**YOUR GOAL**
Report the count of lines containing the word "text" in the entries below, and nothing more.

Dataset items
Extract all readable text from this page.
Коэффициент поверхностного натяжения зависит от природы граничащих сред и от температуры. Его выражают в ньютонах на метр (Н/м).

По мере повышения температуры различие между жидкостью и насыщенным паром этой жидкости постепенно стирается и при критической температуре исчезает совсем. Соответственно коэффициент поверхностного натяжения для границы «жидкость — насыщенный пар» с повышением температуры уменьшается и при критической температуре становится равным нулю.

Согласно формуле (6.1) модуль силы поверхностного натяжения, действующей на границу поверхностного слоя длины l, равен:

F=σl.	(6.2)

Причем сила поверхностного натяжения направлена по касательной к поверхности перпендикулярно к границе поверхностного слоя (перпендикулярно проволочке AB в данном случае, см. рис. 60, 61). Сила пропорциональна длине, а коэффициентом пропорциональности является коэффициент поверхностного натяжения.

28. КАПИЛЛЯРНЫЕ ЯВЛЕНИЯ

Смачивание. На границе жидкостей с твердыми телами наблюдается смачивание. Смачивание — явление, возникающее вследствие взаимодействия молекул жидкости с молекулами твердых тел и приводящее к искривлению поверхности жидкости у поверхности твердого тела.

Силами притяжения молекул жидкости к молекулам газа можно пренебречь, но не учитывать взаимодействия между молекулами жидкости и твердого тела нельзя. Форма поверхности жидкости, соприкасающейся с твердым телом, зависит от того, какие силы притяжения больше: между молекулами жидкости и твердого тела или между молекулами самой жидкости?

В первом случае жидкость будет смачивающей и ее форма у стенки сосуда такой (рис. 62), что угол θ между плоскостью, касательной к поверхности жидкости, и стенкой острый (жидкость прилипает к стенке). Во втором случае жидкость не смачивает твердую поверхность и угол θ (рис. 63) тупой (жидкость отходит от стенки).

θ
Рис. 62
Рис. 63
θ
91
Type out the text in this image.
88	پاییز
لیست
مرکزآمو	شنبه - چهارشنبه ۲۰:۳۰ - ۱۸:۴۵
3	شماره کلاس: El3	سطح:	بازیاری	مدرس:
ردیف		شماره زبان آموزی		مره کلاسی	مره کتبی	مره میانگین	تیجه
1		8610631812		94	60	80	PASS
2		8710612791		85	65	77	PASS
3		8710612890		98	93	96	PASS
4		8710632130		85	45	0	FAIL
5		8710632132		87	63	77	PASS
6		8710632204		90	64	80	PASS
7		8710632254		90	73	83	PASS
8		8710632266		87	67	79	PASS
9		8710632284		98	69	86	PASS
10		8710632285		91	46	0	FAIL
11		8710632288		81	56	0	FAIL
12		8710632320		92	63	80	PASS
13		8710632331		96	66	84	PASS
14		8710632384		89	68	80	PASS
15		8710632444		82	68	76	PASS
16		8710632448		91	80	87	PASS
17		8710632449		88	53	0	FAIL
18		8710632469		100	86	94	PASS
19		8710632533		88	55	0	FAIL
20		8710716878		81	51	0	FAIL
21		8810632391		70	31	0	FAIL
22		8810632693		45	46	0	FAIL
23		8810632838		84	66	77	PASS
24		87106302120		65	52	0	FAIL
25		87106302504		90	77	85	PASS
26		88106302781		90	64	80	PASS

**OUTPUT BELOW**
2